TASK REQUIREMENTS: Return all lines where the word "Tariff" can be found.

RECORD LIST:

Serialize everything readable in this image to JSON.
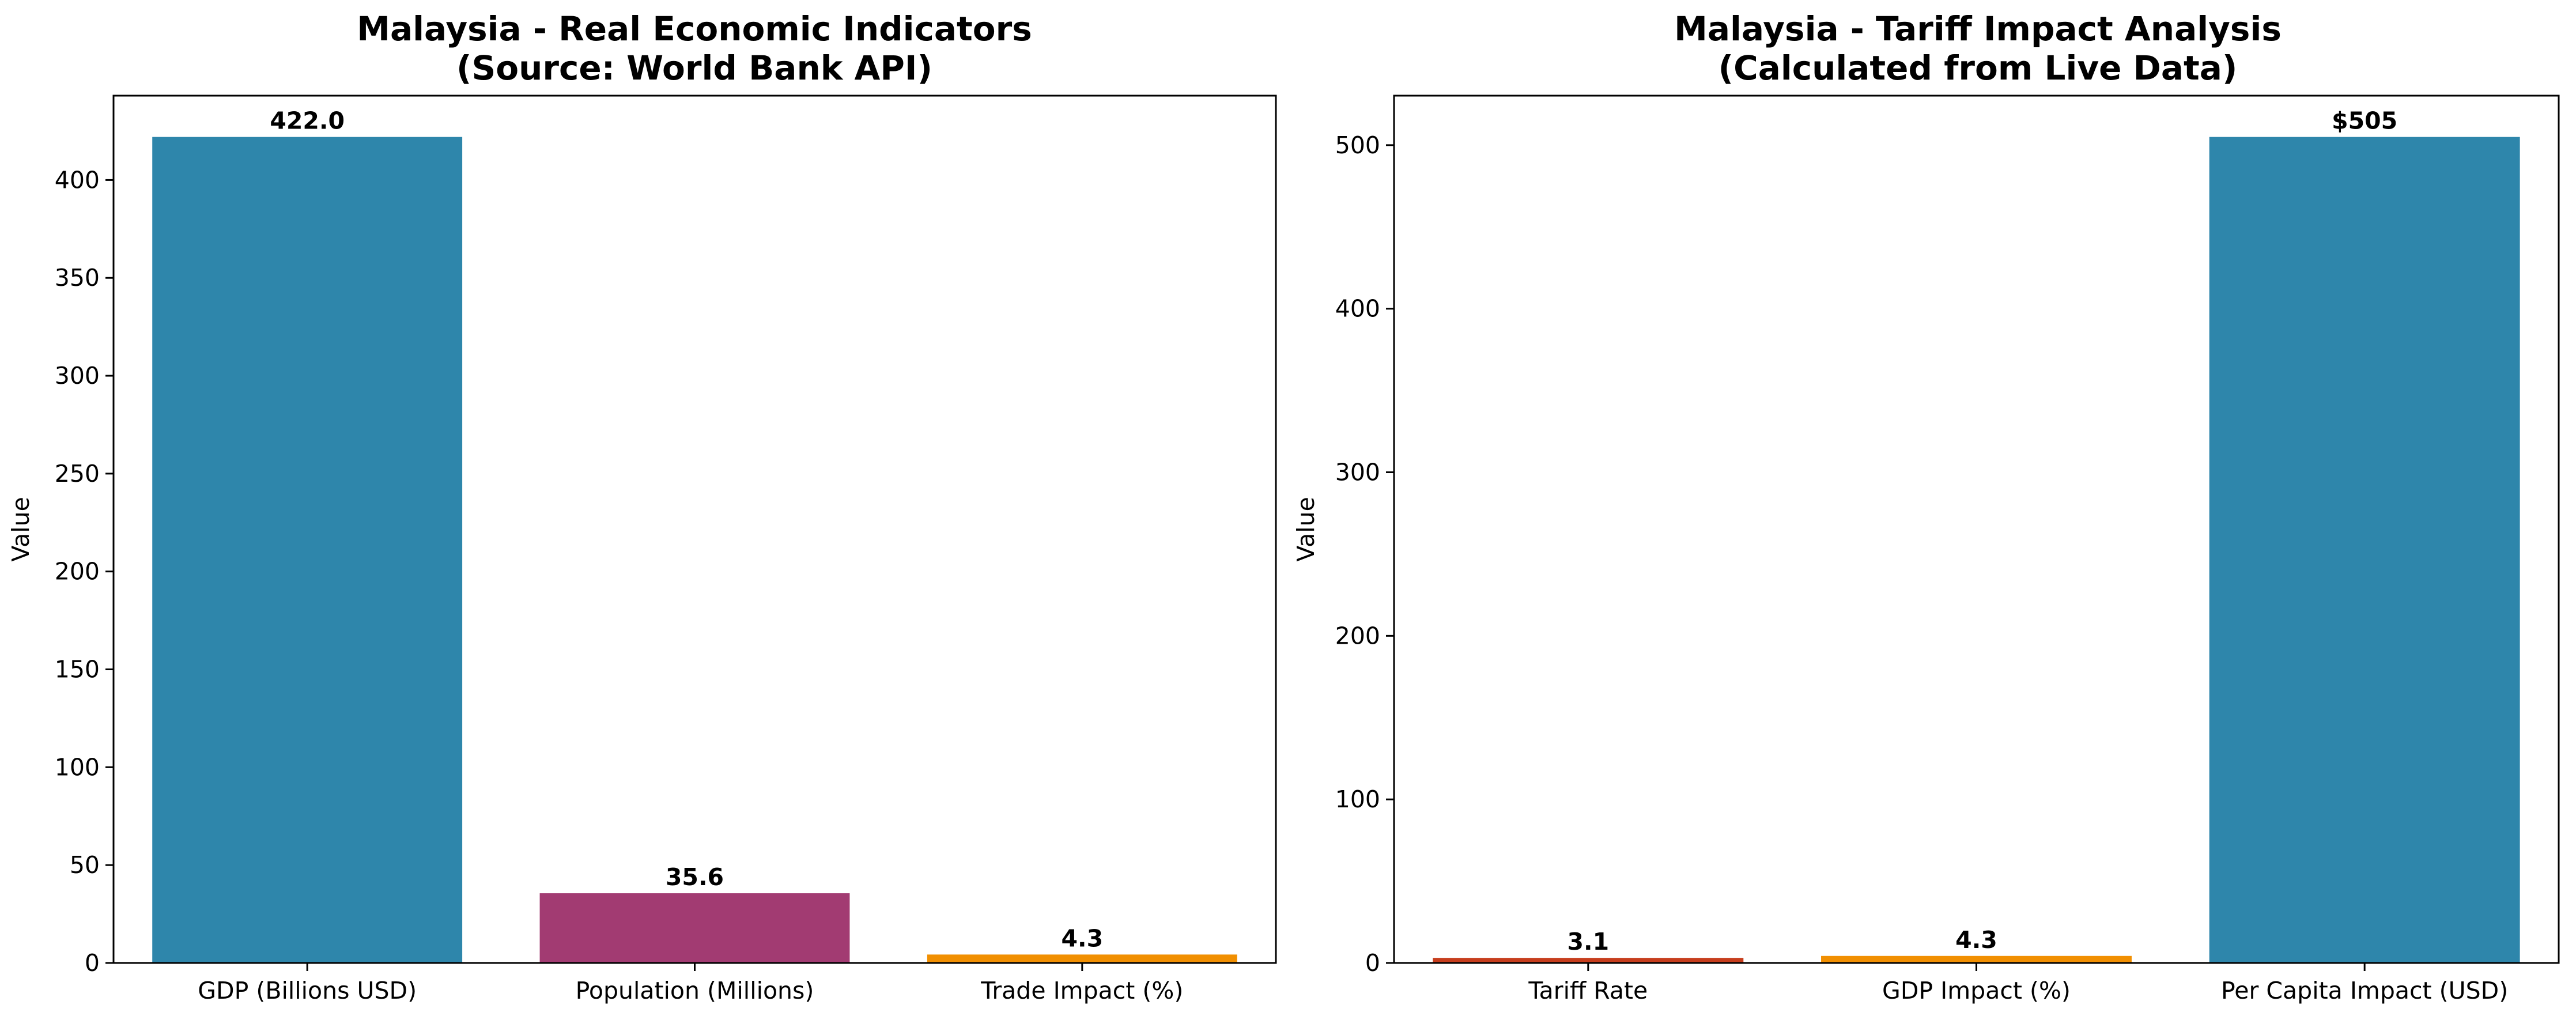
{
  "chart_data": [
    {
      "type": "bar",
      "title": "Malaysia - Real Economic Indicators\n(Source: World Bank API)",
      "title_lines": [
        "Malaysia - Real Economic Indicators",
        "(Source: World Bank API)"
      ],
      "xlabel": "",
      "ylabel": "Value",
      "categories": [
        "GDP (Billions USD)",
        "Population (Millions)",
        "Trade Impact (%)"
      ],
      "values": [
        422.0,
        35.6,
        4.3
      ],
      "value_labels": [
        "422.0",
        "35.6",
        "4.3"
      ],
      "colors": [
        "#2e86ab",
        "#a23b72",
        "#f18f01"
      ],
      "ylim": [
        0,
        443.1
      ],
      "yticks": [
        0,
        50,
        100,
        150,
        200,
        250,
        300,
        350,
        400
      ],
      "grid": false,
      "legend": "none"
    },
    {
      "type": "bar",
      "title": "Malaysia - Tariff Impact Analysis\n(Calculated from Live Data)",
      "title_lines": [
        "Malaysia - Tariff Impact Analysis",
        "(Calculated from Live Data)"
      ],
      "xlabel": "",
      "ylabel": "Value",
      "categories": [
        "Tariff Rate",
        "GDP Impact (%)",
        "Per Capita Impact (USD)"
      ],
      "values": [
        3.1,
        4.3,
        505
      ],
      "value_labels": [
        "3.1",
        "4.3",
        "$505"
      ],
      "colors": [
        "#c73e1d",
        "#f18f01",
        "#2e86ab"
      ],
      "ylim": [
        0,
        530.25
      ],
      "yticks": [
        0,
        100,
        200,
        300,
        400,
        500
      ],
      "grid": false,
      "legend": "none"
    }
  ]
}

EXERCISE SOLUTION:
      "title": "Malaysia - Tariff Impact Analysis\n(Calculated from Live Data)",
        "Malaysia - Tariff Impact Analysis",
        "Tariff Rate",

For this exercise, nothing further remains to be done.